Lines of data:
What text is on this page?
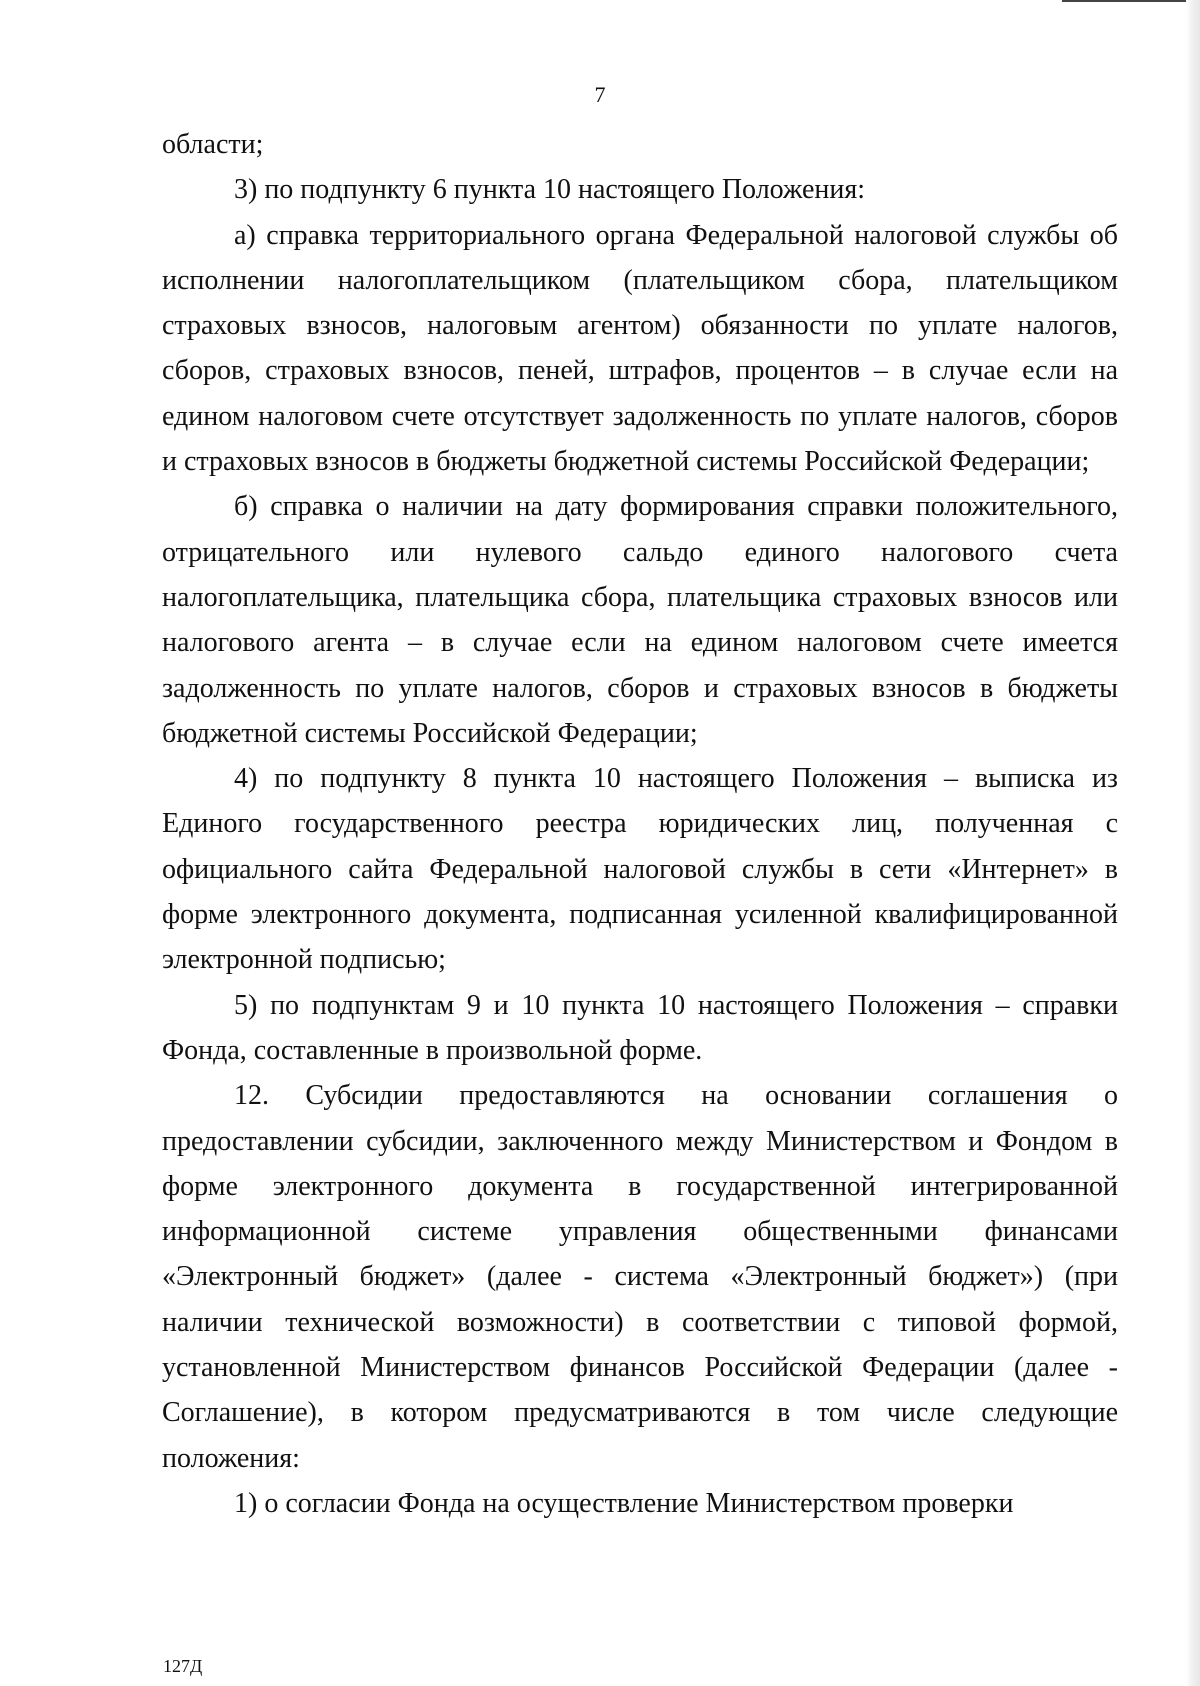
7

области;

3) по подпункту 6 пункта 10 настоящего Положения:

а) справка территориального органа Федеральной налоговой службы об исполнении налогоплательщиком (плательщиком сбора, плательщиком страховых взносов, налоговым агентом) обязанности по уплате налогов, сборов, страховых взносов, пеней, штрафов, процентов – в случае если на едином налоговом счете отсутствует задолженность по уплате налогов, сборов и страховых взносов в бюджеты бюджетной системы Российской Федерации;

б) справка о наличии на дату формирования справки положительного, отрицательного или нулевого сальдо единого налогового счета налогоплательщика, плательщика сбора, плательщика страховых взносов или налогового агента – в случае если на едином налоговом счете имеется задолженность по уплате налогов, сборов и страховых взносов в бюджеты бюджетной системы Российской Федерации;

4) по подпункту 8 пункта 10 настоящего Положения – выписка из Единого государственного реестра юридических лиц, полученная с официального сайта Федеральной налоговой службы в сети «Интернет» в форме электронного документа, подписанная усиленной квалифицированной электронной подписью;

5) по подпунктам 9 и 10 пункта 10 настоящего Положения – справки Фонда, составленные в произвольной форме.

12. Субсидии предоставляются на основании соглашения о предоставлении субсидии, заключенного между Министерством и Фондом в форме электронного документа в государственной интегрированной информационной системе управления общественными финансами «Электронный бюджет» (далее - система «Электронный бюджет») (при наличии технической возможности) в соответствии с типовой формой, установленной Министерством финансов Российской Федерации (далее - Соглашение), в котором предусматриваются в том числе следующие положения:

1) о согласии Фонда на осуществление Министерством проверки

127Д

YOUR GOAL: Check each line above for the string "подпункту", then copy the ones that have it.

REPLY:
3) по подпункту 6 пункта 10 настоящего Положения:
4) по подпункту 8 пункта 10 настоящего Положения – выписка из Единого государственного реестра юридических лиц, полученная с официального сайта Федеральной налоговой службы в сети «Интернет» в форме электронного документа, подписанная усиленной квалифицированной электронной подписью;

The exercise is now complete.